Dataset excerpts
▽
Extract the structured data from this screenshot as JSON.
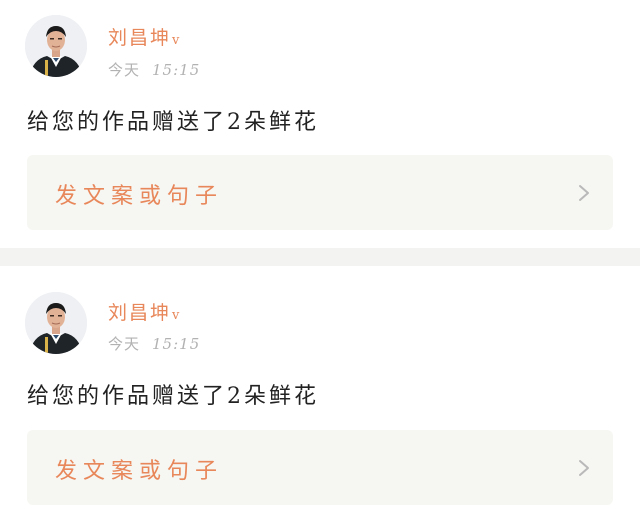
{
  "accent_color": "#e8875a",
  "posts": [
    {
      "username": "刘昌坤",
      "verified_badge": "v",
      "date_label": "今天",
      "time": "15:15",
      "message": "给您的作品赠送了2朵鲜花",
      "action_label": "发文案或句子",
      "action_icon": "chevron-right-icon"
    },
    {
      "username": "刘昌坤",
      "verified_badge": "v",
      "date_label": "今天",
      "time": "15:15",
      "message": "给您的作品赠送了2朵鲜花",
      "action_label": "发文案或句子",
      "action_icon": "chevron-right-icon"
    }
  ]
}
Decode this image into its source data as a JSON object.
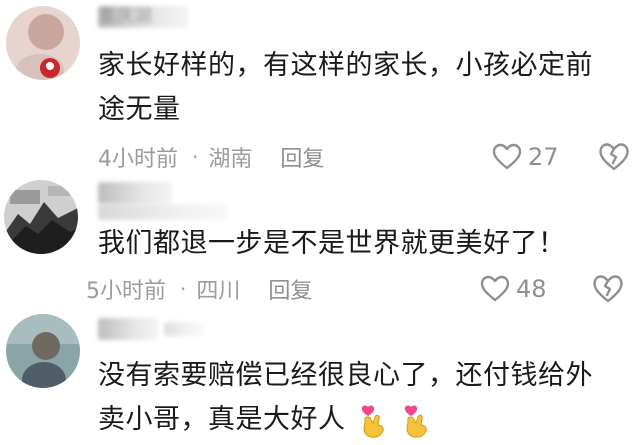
{
  "comments": [
    {
      "name": "重庆湖",
      "text_line1": "家长好样的，有这样的家长，小孩必定前",
      "text_line2": "途无量",
      "time": "4小时前",
      "location": "湖南",
      "reply": "回复",
      "likes": "27"
    },
    {
      "text": "我们都退一步是不是世界就更美好了！",
      "time": "5小时前",
      "location": "四川",
      "reply": "回复",
      "likes": "48"
    },
    {
      "text_line1": "没有索要赔偿已经很良心了，还付钱给外",
      "text_line2": "卖小哥，真是大好人",
      "emoji": [
        "finger-heart-emoji",
        "finger-heart-emoji"
      ]
    }
  ],
  "icons": {
    "like": "heart-outline-icon",
    "dislike": "broken-heart-icon"
  },
  "colors": {
    "text": "#1a1a1a",
    "meta": "#9b9b9b"
  }
}
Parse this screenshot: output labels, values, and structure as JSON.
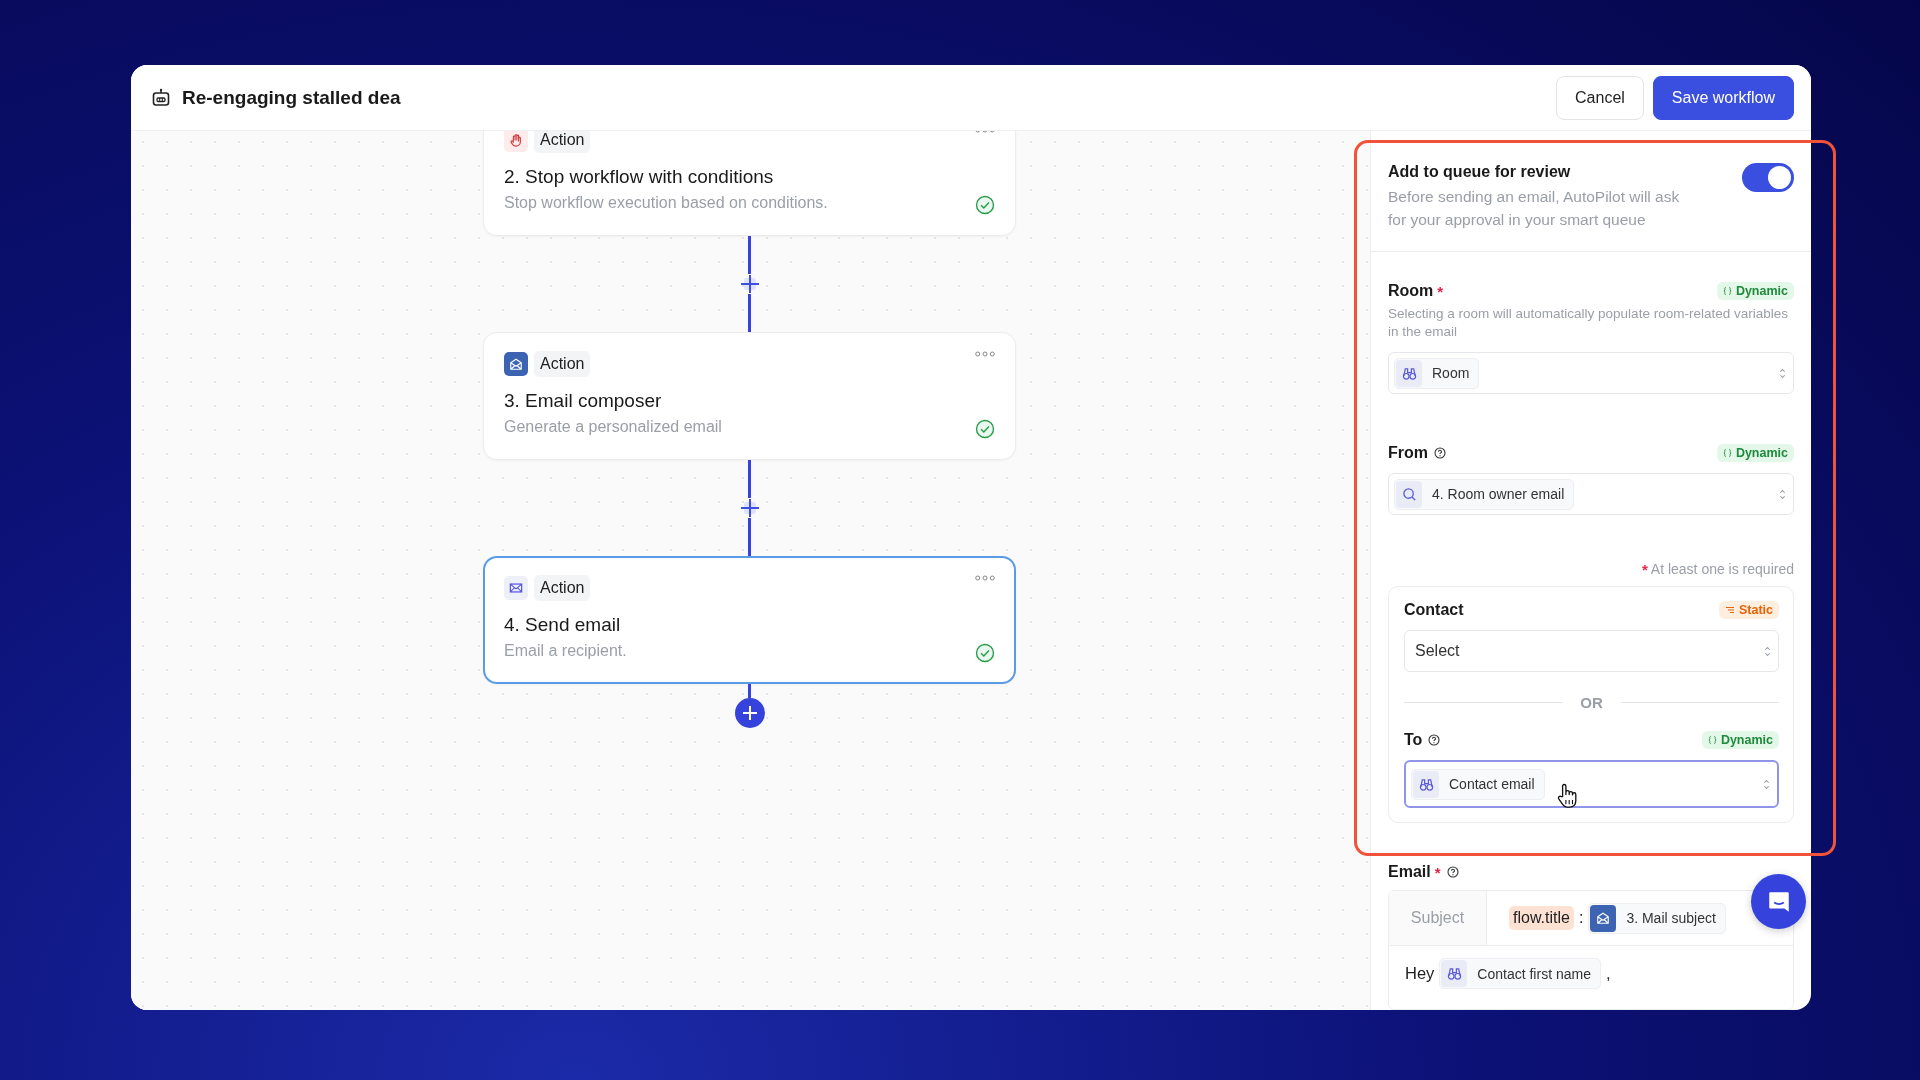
{
  "header": {
    "title": "Re-engaging stalled dea",
    "buttons": [
      {
        "label": "Cancel",
        "kind": "secondary"
      },
      {
        "label": "Save workflow",
        "kind": "primary"
      }
    ]
  },
  "steps": [
    {
      "tag": "Action",
      "kind": "condition",
      "title": "2. Stop workflow with conditions",
      "description": "Stop workflow execution based on conditions.",
      "selected": false
    },
    {
      "tag": "Action",
      "kind": "composer",
      "title": "3. Email composer",
      "description": "Generate a personalized email",
      "selected": false
    },
    {
      "tag": "Action",
      "kind": "send",
      "title": "4. Send email",
      "description": "Email a recipient.",
      "selected": true
    }
  ],
  "panel": {
    "review": {
      "title": "Add to queue for review",
      "description": "Before sending an email, AutoPilot will ask for your approval in your smart queue",
      "on": true
    },
    "fields": [
      {
        "label": "Room",
        "required_mark": "*",
        "help_icon": false,
        "badge": {
          "label": "Dynamic",
          "kind": "dynamic"
        },
        "hint": "Selecting a room will automatically populate room-related variables in the email",
        "value": {
          "label": "Room"
        }
      },
      {
        "label": "From",
        "help_icon": true,
        "badge": {
          "label": "Dynamic",
          "kind": "dynamic"
        },
        "value": {
          "label": "4. Room owner email"
        }
      }
    ],
    "requirement_note": {
      "mark": "*",
      "text": "At least one is required"
    },
    "contact": {
      "label": "Contact",
      "badge": {
        "label": "Static",
        "kind": "static"
      },
      "placeholder": "Select"
    },
    "separator": "OR",
    "to": {
      "label": "To",
      "help_icon": true,
      "badge": {
        "label": "Dynamic",
        "kind": "dynamic"
      },
      "value": {
        "label": "Contact email"
      },
      "focused": true
    },
    "email": {
      "label": "Email",
      "required_mark": "*",
      "help_icon": true,
      "subject_label": "Subject",
      "subject_parts": [
        {
          "kind": "variable",
          "text": "flow.title"
        },
        {
          "kind": "text",
          "text": ":"
        },
        {
          "kind": "chip",
          "text": "3. Mail subject"
        }
      ],
      "body_parts": [
        {
          "kind": "text",
          "text": "Hey"
        },
        {
          "kind": "chip",
          "text": "Contact first name"
        },
        {
          "kind": "text",
          "text": ","
        }
      ]
    }
  }
}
△
**Exercise objective:**
Every line should be retyped exactly, with the pictures omitted.

**Task response:**
Extract the structured data from this screenshot as JSON.
{
  "accent_color": "#e8875a",
  "posts": [
    {
      "username": "刘昌坤",
      "verified_badge": "v",
      "date_label": "今天",
      "time": "15:15",
      "message": "给您的作品赠送了2朵鲜花",
      "action_label": "发文案或句子",
      "action_icon": "chevron-right-icon"
    },
    {
      "username": "刘昌坤",
      "verified_badge": "v",
      "date_label": "今天",
      "time": "15:15",
      "message": "给您的作品赠送了2朵鲜花",
      "action_label": "发文案或句子",
      "action_icon": "chevron-right-icon"
    }
  ]
}
Decode this image into its source data as a JSON object.
{
  "comments": [
    {
      "name": "重庆湖",
      "text_line1": "家长好样的，有这样的家长，小孩必定前",
      "text_line2": "途无量",
      "time": "4小时前",
      "location": "湖南",
      "reply": "回复",
      "likes": "27"
    },
    {
      "text": "我们都退一步是不是世界就更美好了！",
      "time": "5小时前",
      "location": "四川",
      "reply": "回复",
      "likes": "48"
    },
    {
      "text_line1": "没有索要赔偿已经很良心了，还付钱给外",
      "text_line2": "卖小哥，真是大好人",
      "emoji": [
        "finger-heart-emoji",
        "finger-heart-emoji"
      ]
    }
  ],
  "icons": {
    "like": "heart-outline-icon",
    "dislike": "broken-heart-icon"
  },
  "colors": {
    "text": "#1a1a1a",
    "meta": "#9b9b9b"
  }
}
Parse this screenshot: output labels, values, and structure as JSON.
{
  "header": {
    "title": "Re-engaging stalled dea",
    "buttons": [
      {
        "label": "Cancel",
        "kind": "secondary"
      },
      {
        "label": "Save workflow",
        "kind": "primary"
      }
    ]
  },
  "steps": [
    {
      "tag": "Action",
      "kind": "condition",
      "title": "2. Stop workflow with conditions",
      "description": "Stop workflow execution based on conditions.",
      "selected": false
    },
    {
      "tag": "Action",
      "kind": "composer",
      "title": "3. Email composer",
      "description": "Generate a personalized email",
      "selected": false
    },
    {
      "tag": "Action",
      "kind": "send",
      "title": "4. Send email",
      "description": "Email a recipient.",
      "selected": true
    }
  ],
  "panel": {
    "review": {
      "title": "Add to queue for review",
      "description": "Before sending an email, AutoPilot will ask for your approval in your smart queue",
      "on": true
    },
    "fields": [
      {
        "label": "Room",
        "required_mark": "*",
        "help_icon": false,
        "badge": {
          "label": "Dynamic",
          "kind": "dynamic"
        },
        "hint": "Selecting a room will automatically populate room-related variables in the email",
        "value": {
          "label": "Room"
        }
      },
      {
        "label": "From",
        "help_icon": true,
        "badge": {
          "label": "Dynamic",
          "kind": "dynamic"
        },
        "value": {
          "label": "4. Room owner email"
        }
      }
    ],
    "requirement_note": {
      "mark": "*",
      "text": "At least one is required"
    },
    "contact": {
      "label": "Contact",
      "badge": {
        "label": "Static",
        "kind": "static"
      },
      "placeholder": "Select"
    },
    "separator": "OR",
    "to": {
      "label": "To",
      "help_icon": true,
      "badge": {
        "label": "Dynamic",
        "kind": "dynamic"
      },
      "value": {
        "label": "Contact email"
      },
      "focused": true
    },
    "email": {
      "label": "Email",
      "required_mark": "*",
      "help_icon": true,
      "subject_label": "Subject",
      "subject_parts": [
        {
          "kind": "variable",
          "text": "flow.title"
        },
        {
          "kind": "text",
          "text": ":"
        },
        {
          "kind": "chip",
          "text": "3. Mail subject"
        }
      ],
      "body_parts": [
        {
          "kind": "text",
          "text": "Hey"
        },
        {
          "kind": "chip",
          "text": "Contact first name"
        },
        {
          "kind": "text",
          "text": ","
        }
      ]
    }
  }
}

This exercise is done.